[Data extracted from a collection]
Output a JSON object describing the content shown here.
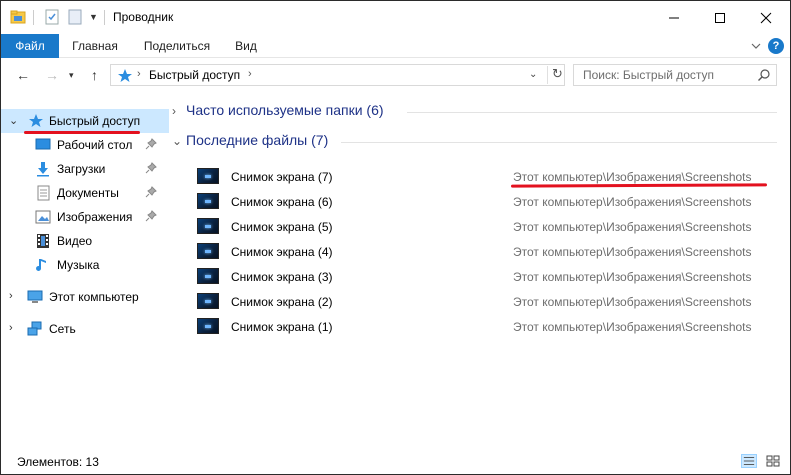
{
  "window": {
    "title": "Проводник"
  },
  "ribbon": {
    "tabs": [
      "Файл",
      "Главная",
      "Поделиться",
      "Вид"
    ],
    "help_label": "?"
  },
  "address": {
    "path": "Быстрый доступ",
    "search_placeholder": "Поиск: Быстрый доступ"
  },
  "nav_pane": {
    "quick_access": "Быстрый доступ",
    "items": [
      {
        "label": "Рабочий стол",
        "icon": "desktop-icon",
        "pinned": true
      },
      {
        "label": "Загрузки",
        "icon": "downloads-icon",
        "pinned": true
      },
      {
        "label": "Документы",
        "icon": "documents-icon",
        "pinned": true
      },
      {
        "label": "Изображения",
        "icon": "pictures-icon",
        "pinned": true
      },
      {
        "label": "Видео",
        "icon": "videos-icon",
        "pinned": false
      },
      {
        "label": "Музыка",
        "icon": "music-icon",
        "pinned": false
      }
    ],
    "this_pc": "Этот компьютер",
    "network": "Сеть"
  },
  "content": {
    "frequent_group": "Часто используемые папки (6)",
    "recent_group": "Последние файлы (7)",
    "files": [
      {
        "name": "Снимок экрана (7)",
        "path": "Этот компьютер\\Изображения\\Screenshots"
      },
      {
        "name": "Снимок экрана (6)",
        "path": "Этот компьютер\\Изображения\\Screenshots"
      },
      {
        "name": "Снимок экрана (5)",
        "path": "Этот компьютер\\Изображения\\Screenshots"
      },
      {
        "name": "Снимок экрана (4)",
        "path": "Этот компьютер\\Изображения\\Screenshots"
      },
      {
        "name": "Снимок экрана (3)",
        "path": "Этот компьютер\\Изображения\\Screenshots"
      },
      {
        "name": "Снимок экрана (2)",
        "path": "Этот компьютер\\Изображения\\Screenshots"
      },
      {
        "name": "Снимок экрана (1)",
        "path": "Этот компьютер\\Изображения\\Screenshots"
      }
    ]
  },
  "status": {
    "items_count": "Элементов: 13"
  },
  "colors": {
    "accent": "#1979ca",
    "selection": "#cce8ff",
    "group_heading": "#1e3287",
    "annotation_red": "#e3111f"
  }
}
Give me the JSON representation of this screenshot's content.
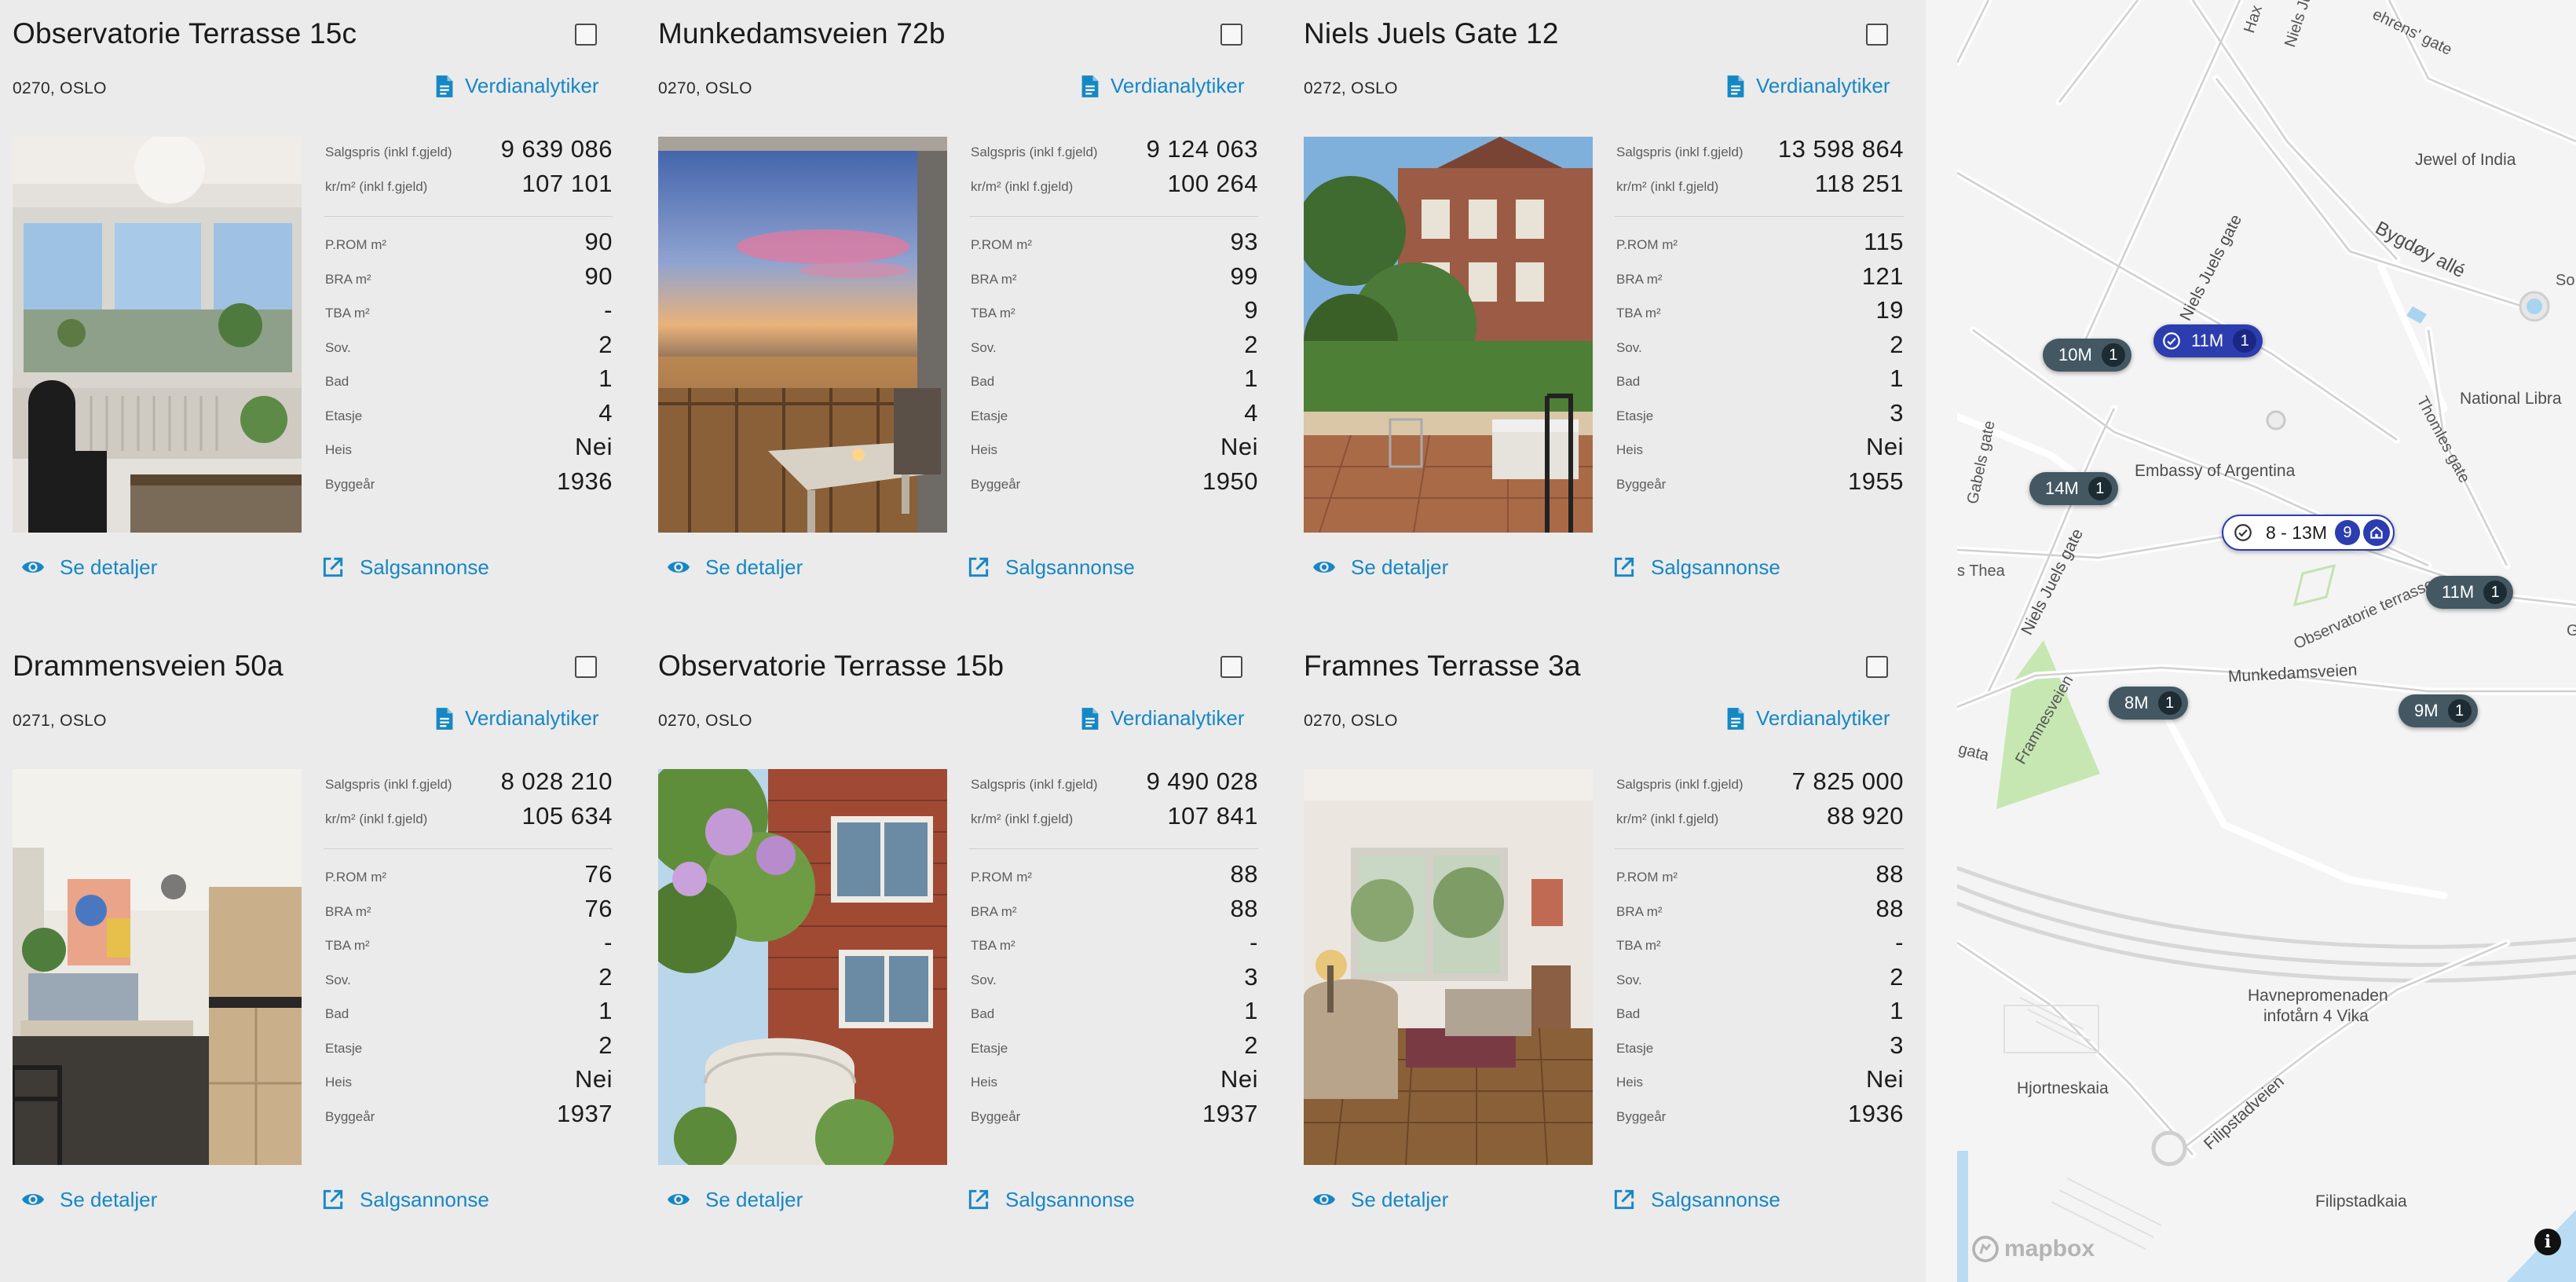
{
  "listings": [
    {
      "title": "Observatorie Terrasse 15c",
      "address": "0270, OSLO",
      "analytics_label": "Verdianalytiker",
      "salgspris_label": "Salgspris (inkl f.gjeld)",
      "salgspris": "9 639 086",
      "krm2_label": "kr/m² (inkl f.gjeld)",
      "krm2": "107 101",
      "prom_label": "P.ROM m²",
      "prom": "90",
      "bra_label": "BRA m²",
      "bra": "90",
      "tba_label": "TBA m²",
      "tba": "-",
      "sov_label": "Sov.",
      "sov": "2",
      "bad_label": "Bad",
      "bad": "1",
      "etasje_label": "Etasje",
      "etasje": "4",
      "heis_label": "Heis",
      "heis": "Nei",
      "bygg_label": "Byggeår",
      "bygg": "1936",
      "details_label": "Se detaljer",
      "ad_label": "Salgsannonse"
    },
    {
      "title": "Munkedamsveien 72b",
      "address": "0270, OSLO",
      "analytics_label": "Verdianalytiker",
      "salgspris_label": "Salgspris (inkl f.gjeld)",
      "salgspris": "9 124 063",
      "krm2_label": "kr/m² (inkl f.gjeld)",
      "krm2": "100 264",
      "prom_label": "P.ROM m²",
      "prom": "93",
      "bra_label": "BRA m²",
      "bra": "99",
      "tba_label": "TBA m²",
      "tba": "9",
      "sov_label": "Sov.",
      "sov": "2",
      "bad_label": "Bad",
      "bad": "1",
      "etasje_label": "Etasje",
      "etasje": "4",
      "heis_label": "Heis",
      "heis": "Nei",
      "bygg_label": "Byggeår",
      "bygg": "1950",
      "details_label": "Se detaljer",
      "ad_label": "Salgsannonse"
    },
    {
      "title": "Niels Juels Gate 12",
      "address": "0272, OSLO",
      "analytics_label": "Verdianalytiker",
      "salgspris_label": "Salgspris (inkl f.gjeld)",
      "salgspris": "13 598 864",
      "krm2_label": "kr/m² (inkl f.gjeld)",
      "krm2": "118 251",
      "prom_label": "P.ROM m²",
      "prom": "115",
      "bra_label": "BRA m²",
      "bra": "121",
      "tba_label": "TBA m²",
      "tba": "19",
      "sov_label": "Sov.",
      "sov": "2",
      "bad_label": "Bad",
      "bad": "1",
      "etasje_label": "Etasje",
      "etasje": "3",
      "heis_label": "Heis",
      "heis": "Nei",
      "bygg_label": "Byggeår",
      "bygg": "1955",
      "details_label": "Se detaljer",
      "ad_label": "Salgsannonse"
    },
    {
      "title": "Drammensveien 50a",
      "address": "0271, OSLO",
      "analytics_label": "Verdianalytiker",
      "salgspris_label": "Salgspris (inkl f.gjeld)",
      "salgspris": "8 028 210",
      "krm2_label": "kr/m² (inkl f.gjeld)",
      "krm2": "105 634",
      "prom_label": "P.ROM m²",
      "prom": "76",
      "bra_label": "BRA m²",
      "bra": "76",
      "tba_label": "TBA m²",
      "tba": "-",
      "sov_label": "Sov.",
      "sov": "2",
      "bad_label": "Bad",
      "bad": "1",
      "etasje_label": "Etasje",
      "etasje": "2",
      "heis_label": "Heis",
      "heis": "Nei",
      "bygg_label": "Byggeår",
      "bygg": "1937",
      "details_label": "Se detaljer",
      "ad_label": "Salgsannonse"
    },
    {
      "title": "Observatorie Terrasse 15b",
      "address": "0270, OSLO",
      "analytics_label": "Verdianalytiker",
      "salgspris_label": "Salgspris (inkl f.gjeld)",
      "salgspris": "9 490 028",
      "krm2_label": "kr/m² (inkl f.gjeld)",
      "krm2": "107 841",
      "prom_label": "P.ROM m²",
      "prom": "88",
      "bra_label": "BRA m²",
      "bra": "88",
      "tba_label": "TBA m²",
      "tba": "-",
      "sov_label": "Sov.",
      "sov": "3",
      "bad_label": "Bad",
      "bad": "1",
      "etasje_label": "Etasje",
      "etasje": "2",
      "heis_label": "Heis",
      "heis": "Nei",
      "bygg_label": "Byggeår",
      "bygg": "1937",
      "details_label": "Se detaljer",
      "ad_label": "Salgsannonse"
    },
    {
      "title": "Framnes Terrasse 3a",
      "address": "0270, OSLO",
      "analytics_label": "Verdianalytiker",
      "salgspris_label": "Salgspris (inkl f.gjeld)",
      "salgspris": "7 825 000",
      "krm2_label": "kr/m² (inkl f.gjeld)",
      "krm2": "88 920",
      "prom_label": "P.ROM m²",
      "prom": "88",
      "bra_label": "BRA m²",
      "bra": "88",
      "tba_label": "TBA m²",
      "tba": "-",
      "sov_label": "Sov.",
      "sov": "2",
      "bad_label": "Bad",
      "bad": "1",
      "etasje_label": "Etasje",
      "etasje": "3",
      "heis_label": "Heis",
      "heis": "Nei",
      "bygg_label": "Byggeår",
      "bygg": "1936",
      "details_label": "Se detaljer",
      "ad_label": "Salgsannonse"
    }
  ],
  "map": {
    "markers": [
      {
        "price": "10M",
        "count": "1"
      },
      {
        "price": "11M",
        "count": "1",
        "selected": true
      },
      {
        "price": "14M",
        "count": "1"
      },
      {
        "price": "11M",
        "count": "1"
      },
      {
        "price": "8M",
        "count": "1"
      },
      {
        "price": "9M",
        "count": "1"
      }
    ],
    "cluster": {
      "range": "8 - 13M",
      "count": "9"
    },
    "labels": {
      "jewel": "Jewel of India",
      "bygdoy": "Bygdøy allé",
      "national": "National Libra",
      "embassy": "Embassy of Argentina",
      "niels_top": "Niels Juels gate",
      "niels_bottom": "Niels Juels gate",
      "thomles": "Thomles gate",
      "gabels": "Gabels gate",
      "observatorie": "Observatorie terrasse",
      "munkedamsveien": "Munkedamsveien",
      "framnesveien": "Framnesveien",
      "thea": "s Thea",
      "gata": "gata",
      "havne1": "Havnepromenaden",
      "havne2": "infotårn 4 Vika",
      "hjortneskaia": "Hjortneskaia",
      "filipstadveien": "Filipstadveien",
      "filipstadkaia": "Filipstadkaia",
      "niels_topedge": "Niels Ju",
      "fehrens": "ehrens' gate",
      "hax": "Hax",
      "so": "So",
      "g": "G"
    },
    "attribution": "mapbox",
    "info": "i"
  },
  "colors": {
    "accent": "#1787c4",
    "pin_dark": "#435863",
    "pin_blue": "#2c3db0",
    "park": "#c5e8b0"
  }
}
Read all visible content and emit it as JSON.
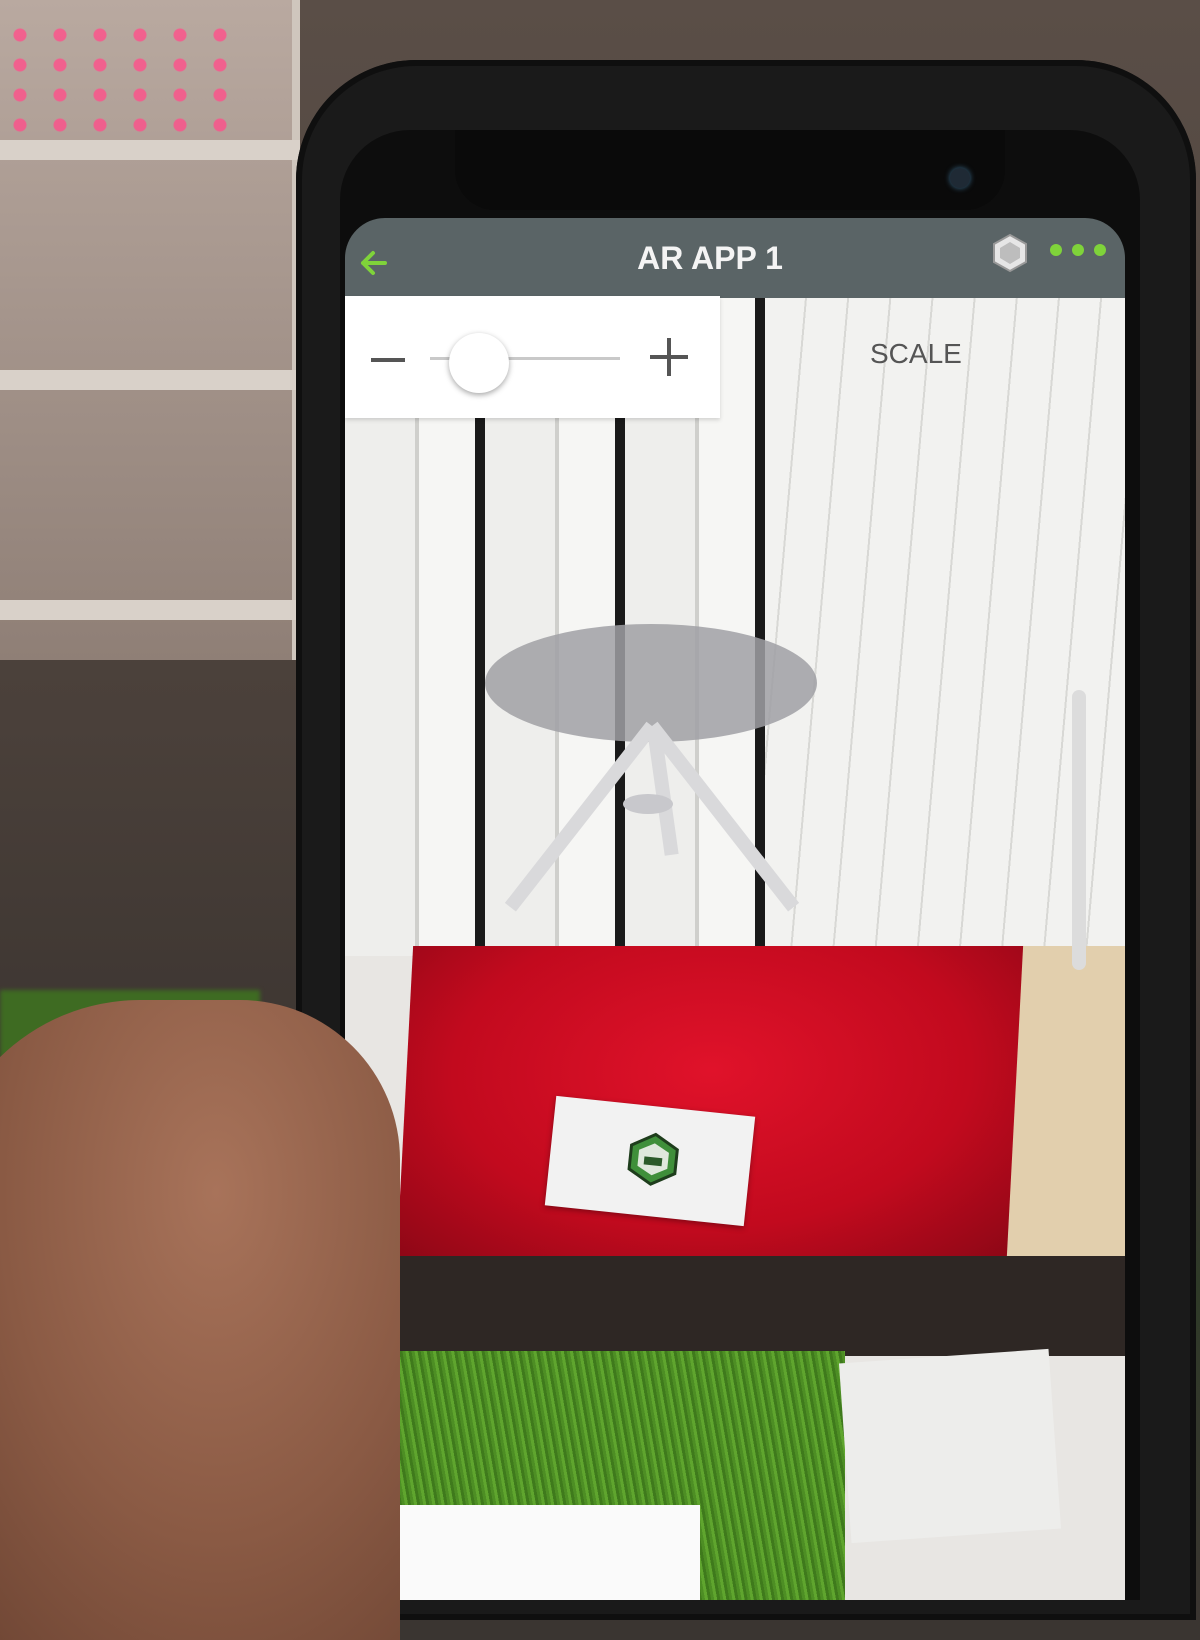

▶ Instructions for the task
Give only the number of lines in the data that hold the word "Niels".

▶ Task response
4